• Ausgangstext:
Liparit folgte zunächst sein ältester Sohn Elikum, doch nachdem dieser während eines Feldzugs erkrankte und plötzlich verstarb, gelangte sein Bruder Smbat an die Macht. Smbat Orbelian wurde zu einer der schillerndsten Figuren der armenischen Geschichte. Sein Neffe, der spätere Metropolit von Sjunikh, Erzbischof Stepannos, beschrieb ihn in seiner „Geschichte des Hauses von Sjunikh“ als einen ruhmreichen, unvergleichlich klugen, mit vielen Talenten ausgestatteten und höchst beredten Mann. Tatsächlich sprach Smbat fünf Sprachen: Armenisch, Georgisch, Uighurisch, Farsi und Mongolisch. Smbat fügte seinem Reich weitere Dörfer hinzu und erweiterte das in Familienbesitz befindliche Kloster Noravankh um eine Vorhalle vor der Täuferkirche. Diese Kirche hatte sein Vater Liparit zwischen 1216 und 1227 erbauen lassen.

• Ziel 1: Fasse den Ausgangstext in zwei Sätzen zusammen.

• Vorliegende Einträge:
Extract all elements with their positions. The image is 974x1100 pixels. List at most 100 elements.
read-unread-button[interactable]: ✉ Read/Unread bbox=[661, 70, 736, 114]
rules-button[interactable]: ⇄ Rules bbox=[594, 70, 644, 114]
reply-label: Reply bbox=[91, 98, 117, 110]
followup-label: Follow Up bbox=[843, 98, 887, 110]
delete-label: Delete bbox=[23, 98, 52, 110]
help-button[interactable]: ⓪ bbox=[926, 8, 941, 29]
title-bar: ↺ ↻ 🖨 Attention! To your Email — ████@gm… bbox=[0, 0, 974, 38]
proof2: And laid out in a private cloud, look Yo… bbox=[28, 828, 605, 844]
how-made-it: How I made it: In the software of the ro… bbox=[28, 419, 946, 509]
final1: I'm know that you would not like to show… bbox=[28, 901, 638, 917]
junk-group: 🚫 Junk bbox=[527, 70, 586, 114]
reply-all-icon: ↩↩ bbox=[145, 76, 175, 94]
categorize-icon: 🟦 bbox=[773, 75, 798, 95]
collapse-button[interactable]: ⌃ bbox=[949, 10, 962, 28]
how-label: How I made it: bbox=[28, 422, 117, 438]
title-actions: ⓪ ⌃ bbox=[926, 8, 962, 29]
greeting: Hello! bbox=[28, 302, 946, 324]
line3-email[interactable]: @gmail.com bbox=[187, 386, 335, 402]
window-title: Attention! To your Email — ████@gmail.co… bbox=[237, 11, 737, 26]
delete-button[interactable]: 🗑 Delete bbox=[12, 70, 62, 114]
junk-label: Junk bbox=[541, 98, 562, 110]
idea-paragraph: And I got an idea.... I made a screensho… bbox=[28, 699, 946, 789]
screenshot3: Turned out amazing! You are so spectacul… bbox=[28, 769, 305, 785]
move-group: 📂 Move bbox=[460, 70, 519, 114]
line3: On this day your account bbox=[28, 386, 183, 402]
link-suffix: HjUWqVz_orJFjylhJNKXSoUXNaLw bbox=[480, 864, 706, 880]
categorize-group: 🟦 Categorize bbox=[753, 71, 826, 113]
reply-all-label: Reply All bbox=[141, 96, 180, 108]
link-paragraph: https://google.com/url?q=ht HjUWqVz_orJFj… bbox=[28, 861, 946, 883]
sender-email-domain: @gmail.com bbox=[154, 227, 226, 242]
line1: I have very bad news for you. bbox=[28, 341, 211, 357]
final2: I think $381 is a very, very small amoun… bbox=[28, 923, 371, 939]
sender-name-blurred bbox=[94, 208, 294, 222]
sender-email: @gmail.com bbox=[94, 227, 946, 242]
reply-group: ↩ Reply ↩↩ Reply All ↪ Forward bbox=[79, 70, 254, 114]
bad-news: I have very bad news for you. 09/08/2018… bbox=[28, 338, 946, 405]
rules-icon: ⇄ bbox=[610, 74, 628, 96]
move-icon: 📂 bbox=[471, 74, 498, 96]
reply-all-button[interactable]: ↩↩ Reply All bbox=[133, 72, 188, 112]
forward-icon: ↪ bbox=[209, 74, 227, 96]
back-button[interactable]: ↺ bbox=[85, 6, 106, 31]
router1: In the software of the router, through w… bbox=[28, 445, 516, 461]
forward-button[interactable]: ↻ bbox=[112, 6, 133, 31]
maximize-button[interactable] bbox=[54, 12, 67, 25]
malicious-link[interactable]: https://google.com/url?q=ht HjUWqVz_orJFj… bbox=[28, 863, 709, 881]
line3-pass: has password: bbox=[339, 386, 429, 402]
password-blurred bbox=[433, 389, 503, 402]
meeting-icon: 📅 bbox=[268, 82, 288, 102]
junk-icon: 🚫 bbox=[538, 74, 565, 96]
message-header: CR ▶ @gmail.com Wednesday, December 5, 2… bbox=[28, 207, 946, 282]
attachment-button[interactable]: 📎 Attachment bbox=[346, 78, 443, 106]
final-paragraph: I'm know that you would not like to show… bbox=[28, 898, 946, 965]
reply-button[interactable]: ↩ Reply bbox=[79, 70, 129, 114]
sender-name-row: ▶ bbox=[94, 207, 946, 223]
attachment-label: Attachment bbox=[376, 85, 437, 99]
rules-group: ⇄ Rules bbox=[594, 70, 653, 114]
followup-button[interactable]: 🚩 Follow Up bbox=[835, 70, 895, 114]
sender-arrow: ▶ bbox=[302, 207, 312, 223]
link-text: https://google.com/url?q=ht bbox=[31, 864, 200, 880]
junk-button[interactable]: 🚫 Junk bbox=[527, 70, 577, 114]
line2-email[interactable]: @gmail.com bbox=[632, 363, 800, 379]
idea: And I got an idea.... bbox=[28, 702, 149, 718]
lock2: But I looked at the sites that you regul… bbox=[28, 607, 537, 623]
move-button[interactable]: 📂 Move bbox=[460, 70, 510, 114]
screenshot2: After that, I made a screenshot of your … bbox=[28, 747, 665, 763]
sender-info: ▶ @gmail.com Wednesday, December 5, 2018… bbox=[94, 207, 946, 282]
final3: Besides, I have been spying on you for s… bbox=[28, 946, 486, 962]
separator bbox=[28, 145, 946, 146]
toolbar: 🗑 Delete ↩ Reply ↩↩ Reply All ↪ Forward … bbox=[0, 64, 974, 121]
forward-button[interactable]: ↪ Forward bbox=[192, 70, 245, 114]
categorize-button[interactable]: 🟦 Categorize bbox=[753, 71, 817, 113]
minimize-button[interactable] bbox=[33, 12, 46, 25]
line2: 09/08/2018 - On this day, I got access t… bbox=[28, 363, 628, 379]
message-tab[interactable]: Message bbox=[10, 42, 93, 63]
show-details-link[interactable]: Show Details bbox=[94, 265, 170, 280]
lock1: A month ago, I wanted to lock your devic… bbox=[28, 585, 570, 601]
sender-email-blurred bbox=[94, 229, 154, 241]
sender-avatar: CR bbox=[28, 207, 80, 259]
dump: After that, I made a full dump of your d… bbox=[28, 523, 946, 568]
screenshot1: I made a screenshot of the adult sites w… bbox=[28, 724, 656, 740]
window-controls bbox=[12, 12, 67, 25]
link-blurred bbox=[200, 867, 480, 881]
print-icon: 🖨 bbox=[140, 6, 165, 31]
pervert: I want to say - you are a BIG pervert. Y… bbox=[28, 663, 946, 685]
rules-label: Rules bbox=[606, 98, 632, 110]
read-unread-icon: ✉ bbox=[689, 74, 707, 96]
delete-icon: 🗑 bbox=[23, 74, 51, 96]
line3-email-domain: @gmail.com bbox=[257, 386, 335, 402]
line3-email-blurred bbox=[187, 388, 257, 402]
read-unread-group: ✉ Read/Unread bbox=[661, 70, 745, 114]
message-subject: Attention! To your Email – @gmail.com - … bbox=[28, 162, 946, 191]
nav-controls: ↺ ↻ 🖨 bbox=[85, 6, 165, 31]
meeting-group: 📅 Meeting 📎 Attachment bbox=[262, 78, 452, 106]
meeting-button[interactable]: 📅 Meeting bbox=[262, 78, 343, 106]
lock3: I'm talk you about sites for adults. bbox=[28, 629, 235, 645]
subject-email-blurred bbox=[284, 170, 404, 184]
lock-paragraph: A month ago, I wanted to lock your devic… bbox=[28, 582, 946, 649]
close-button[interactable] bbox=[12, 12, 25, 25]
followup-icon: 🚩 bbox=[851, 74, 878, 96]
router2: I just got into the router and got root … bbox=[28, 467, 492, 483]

• Ziel 2: Zähle die Zeilen der Einträge, in denen die Zeichenfolge „idea“ vorkommt, wobei Groß- und Kleinschreibung zu beachten ist. Gib nur die Zahl an.

• Lösung 1: Nachdem Liparits ältester Sohn Elikum während eines Feldzugs erkrankt und plötzlich verstorben war, kam sein Bruder Smbat an die Macht, den sein Neffe Stepannos als klugen, vielseitig begabten und höchst beredten Mann beschrieb und der fünf Sprachen sprach. Smbat fügte seinem Reich weitere Dörfer hinzu und erweiterte das Familienkloster Noravankh um eine Vorhalle vor der Täuferkirche, die sein Vater Liparit zwischen 1216 und 1227 hatte erbauen lassen.

• Lösung 2: 2